● Requirements:
Find each line with the string "title" and report it.
----- Data lines
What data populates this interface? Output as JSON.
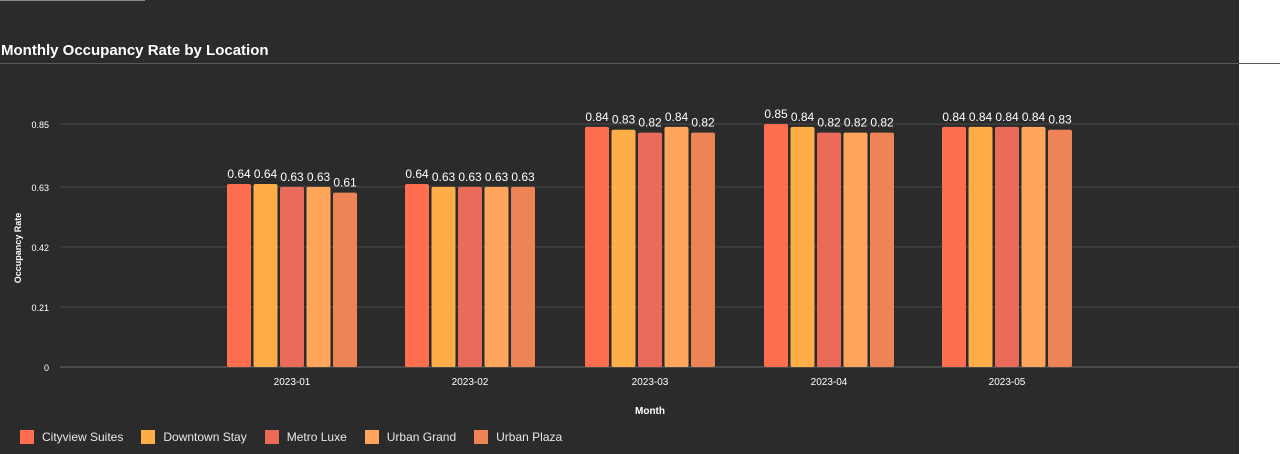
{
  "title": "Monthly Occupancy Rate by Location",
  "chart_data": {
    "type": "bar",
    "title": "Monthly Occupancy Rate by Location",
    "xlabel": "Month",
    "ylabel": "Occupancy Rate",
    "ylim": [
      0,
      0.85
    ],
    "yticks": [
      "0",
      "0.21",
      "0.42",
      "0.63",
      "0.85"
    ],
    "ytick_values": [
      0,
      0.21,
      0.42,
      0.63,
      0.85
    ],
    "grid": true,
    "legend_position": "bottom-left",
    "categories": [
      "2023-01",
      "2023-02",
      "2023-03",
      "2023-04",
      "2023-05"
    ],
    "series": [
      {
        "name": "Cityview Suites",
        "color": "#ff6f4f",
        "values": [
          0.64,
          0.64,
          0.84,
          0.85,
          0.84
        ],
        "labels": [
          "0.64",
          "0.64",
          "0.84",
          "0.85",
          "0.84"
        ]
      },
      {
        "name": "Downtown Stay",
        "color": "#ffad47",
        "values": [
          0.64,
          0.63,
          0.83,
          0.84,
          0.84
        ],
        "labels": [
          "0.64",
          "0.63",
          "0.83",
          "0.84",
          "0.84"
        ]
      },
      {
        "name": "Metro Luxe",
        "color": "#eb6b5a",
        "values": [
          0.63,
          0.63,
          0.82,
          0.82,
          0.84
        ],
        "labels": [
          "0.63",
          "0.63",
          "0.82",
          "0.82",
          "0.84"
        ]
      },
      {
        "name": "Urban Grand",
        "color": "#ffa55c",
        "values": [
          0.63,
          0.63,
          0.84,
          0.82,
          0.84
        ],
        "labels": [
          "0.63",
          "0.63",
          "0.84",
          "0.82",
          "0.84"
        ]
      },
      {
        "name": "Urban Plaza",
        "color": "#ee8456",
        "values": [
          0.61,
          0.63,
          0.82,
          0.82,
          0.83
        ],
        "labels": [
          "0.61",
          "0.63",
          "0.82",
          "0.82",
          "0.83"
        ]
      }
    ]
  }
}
----------
● Finished exercise:
  "title": "Monthly Occupancy Rate by Location",
    "title": "Monthly Occupancy Rate by Location",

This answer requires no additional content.